Job: Select every line below containing the word "室外塑料给水管".

Raw records:
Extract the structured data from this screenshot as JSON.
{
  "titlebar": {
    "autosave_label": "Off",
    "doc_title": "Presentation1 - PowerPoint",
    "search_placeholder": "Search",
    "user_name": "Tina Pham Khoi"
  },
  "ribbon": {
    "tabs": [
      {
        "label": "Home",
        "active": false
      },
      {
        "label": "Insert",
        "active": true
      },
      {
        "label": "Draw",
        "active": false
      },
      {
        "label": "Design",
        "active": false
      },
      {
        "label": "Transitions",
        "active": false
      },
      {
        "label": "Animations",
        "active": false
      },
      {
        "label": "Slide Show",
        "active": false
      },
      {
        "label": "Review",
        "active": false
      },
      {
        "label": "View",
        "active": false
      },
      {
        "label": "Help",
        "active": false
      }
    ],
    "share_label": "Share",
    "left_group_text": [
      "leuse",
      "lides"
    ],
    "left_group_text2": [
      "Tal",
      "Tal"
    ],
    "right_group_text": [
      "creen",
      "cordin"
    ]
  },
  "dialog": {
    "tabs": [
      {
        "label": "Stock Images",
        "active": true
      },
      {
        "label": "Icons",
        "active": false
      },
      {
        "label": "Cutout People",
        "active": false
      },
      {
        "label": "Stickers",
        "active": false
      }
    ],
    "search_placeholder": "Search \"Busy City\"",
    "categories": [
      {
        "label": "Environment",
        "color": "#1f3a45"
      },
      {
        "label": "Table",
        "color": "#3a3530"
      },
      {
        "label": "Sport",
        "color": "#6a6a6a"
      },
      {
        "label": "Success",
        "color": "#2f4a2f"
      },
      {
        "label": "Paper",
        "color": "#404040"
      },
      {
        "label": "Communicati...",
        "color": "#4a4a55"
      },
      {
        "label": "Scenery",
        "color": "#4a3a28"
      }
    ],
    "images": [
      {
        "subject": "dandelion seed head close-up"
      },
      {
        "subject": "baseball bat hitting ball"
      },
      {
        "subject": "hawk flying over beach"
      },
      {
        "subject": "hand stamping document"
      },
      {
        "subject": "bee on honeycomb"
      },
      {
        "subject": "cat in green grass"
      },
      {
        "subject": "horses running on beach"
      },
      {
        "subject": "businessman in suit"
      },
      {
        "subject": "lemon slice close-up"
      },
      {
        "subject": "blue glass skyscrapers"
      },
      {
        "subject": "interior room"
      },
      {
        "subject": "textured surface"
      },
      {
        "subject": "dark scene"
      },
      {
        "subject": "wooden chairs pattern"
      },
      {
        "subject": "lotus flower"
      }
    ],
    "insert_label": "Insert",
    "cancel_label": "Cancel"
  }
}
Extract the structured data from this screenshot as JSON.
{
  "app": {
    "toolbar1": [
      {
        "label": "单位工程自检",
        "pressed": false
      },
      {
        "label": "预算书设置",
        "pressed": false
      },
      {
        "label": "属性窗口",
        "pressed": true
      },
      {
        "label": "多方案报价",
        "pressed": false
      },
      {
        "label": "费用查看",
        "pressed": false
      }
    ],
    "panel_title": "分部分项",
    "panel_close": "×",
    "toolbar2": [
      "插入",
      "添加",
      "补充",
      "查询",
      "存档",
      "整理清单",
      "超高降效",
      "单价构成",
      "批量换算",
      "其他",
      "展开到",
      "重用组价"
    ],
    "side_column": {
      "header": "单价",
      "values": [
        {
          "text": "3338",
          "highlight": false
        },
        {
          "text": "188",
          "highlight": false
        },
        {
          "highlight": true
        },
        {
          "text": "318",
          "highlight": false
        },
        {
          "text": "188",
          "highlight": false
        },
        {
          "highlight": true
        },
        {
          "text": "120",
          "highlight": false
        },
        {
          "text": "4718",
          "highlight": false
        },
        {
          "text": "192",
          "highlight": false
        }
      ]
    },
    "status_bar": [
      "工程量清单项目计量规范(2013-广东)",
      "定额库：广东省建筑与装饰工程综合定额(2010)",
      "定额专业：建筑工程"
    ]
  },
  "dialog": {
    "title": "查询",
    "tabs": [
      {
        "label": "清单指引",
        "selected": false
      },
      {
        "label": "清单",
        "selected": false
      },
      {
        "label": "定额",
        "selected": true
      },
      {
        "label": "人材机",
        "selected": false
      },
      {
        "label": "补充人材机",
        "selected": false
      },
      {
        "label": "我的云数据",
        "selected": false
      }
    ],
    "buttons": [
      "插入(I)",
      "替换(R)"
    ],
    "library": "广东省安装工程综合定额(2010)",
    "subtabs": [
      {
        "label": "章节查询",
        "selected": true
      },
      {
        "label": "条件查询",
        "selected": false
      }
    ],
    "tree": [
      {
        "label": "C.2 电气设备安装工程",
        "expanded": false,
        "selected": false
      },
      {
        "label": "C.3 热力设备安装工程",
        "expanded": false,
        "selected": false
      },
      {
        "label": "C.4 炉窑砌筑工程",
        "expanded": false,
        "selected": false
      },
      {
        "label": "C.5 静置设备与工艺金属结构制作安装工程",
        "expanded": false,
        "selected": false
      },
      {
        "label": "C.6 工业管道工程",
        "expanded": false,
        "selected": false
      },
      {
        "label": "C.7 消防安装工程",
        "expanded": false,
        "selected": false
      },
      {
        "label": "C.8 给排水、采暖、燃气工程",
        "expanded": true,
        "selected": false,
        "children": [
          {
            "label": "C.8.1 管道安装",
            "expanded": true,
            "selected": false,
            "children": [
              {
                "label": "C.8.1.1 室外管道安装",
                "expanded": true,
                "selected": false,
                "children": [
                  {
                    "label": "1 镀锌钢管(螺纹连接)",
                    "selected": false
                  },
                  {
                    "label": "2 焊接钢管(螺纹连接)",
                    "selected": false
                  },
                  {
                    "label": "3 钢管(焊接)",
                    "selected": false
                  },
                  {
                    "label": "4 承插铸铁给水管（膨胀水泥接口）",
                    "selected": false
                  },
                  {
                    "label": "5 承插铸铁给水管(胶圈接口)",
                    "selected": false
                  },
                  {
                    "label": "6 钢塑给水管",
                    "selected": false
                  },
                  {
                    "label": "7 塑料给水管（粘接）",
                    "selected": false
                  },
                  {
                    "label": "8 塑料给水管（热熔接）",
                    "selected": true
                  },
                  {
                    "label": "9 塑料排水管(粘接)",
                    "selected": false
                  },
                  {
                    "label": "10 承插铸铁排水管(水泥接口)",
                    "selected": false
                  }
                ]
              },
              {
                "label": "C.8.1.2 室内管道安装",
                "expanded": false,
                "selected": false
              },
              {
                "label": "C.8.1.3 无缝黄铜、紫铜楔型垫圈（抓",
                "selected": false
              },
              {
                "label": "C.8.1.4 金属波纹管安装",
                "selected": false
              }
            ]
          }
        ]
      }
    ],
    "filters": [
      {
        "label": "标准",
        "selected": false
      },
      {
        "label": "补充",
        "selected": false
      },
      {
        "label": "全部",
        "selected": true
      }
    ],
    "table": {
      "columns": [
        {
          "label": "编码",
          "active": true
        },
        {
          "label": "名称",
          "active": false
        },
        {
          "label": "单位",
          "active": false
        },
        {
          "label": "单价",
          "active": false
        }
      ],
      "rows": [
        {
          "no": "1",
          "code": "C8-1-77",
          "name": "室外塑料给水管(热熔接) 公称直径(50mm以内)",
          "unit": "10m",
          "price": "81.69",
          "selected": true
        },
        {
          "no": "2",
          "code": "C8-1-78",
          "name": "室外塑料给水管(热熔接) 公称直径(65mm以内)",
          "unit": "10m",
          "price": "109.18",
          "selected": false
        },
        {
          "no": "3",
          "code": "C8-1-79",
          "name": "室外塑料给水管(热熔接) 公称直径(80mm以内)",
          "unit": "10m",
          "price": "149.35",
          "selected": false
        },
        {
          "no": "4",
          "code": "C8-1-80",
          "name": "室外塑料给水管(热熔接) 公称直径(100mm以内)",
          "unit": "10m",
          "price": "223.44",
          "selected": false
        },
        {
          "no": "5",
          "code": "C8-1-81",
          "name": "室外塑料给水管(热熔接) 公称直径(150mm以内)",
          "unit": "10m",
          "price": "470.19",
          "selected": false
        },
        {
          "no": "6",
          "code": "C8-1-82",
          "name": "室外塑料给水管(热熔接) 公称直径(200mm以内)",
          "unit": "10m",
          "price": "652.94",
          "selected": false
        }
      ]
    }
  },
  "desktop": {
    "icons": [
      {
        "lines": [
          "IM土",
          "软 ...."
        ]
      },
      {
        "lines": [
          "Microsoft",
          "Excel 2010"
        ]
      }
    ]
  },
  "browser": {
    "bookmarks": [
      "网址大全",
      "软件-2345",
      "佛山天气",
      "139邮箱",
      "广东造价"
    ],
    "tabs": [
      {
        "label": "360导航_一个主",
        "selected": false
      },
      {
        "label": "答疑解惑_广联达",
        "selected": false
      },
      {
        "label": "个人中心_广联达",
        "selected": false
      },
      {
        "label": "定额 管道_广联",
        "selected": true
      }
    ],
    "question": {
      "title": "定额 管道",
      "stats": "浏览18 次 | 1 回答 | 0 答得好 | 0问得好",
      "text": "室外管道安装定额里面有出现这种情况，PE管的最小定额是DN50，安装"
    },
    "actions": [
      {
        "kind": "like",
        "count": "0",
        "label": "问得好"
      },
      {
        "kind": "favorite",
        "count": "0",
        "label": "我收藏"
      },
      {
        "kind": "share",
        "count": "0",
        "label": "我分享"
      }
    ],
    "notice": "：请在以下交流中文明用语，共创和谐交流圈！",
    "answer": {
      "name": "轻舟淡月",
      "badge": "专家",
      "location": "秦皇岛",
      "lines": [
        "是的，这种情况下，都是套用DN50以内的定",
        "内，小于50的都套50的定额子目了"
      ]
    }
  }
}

In response:
          "name": "室外塑料给水管(热熔接) 公称直径(50mm以内)",
          "name": "室外塑料给水管(热熔接) 公称直径(65mm以内)",
          "name": "室外塑料给水管(热熔接) 公称直径(80mm以内)",
          "name": "室外塑料给水管(热熔接) 公称直径(100mm以内)",
          "name": "室外塑料给水管(热熔接) 公称直径(150mm以内)",
          "name": "室外塑料给水管(热熔接) 公称直径(200mm以内)",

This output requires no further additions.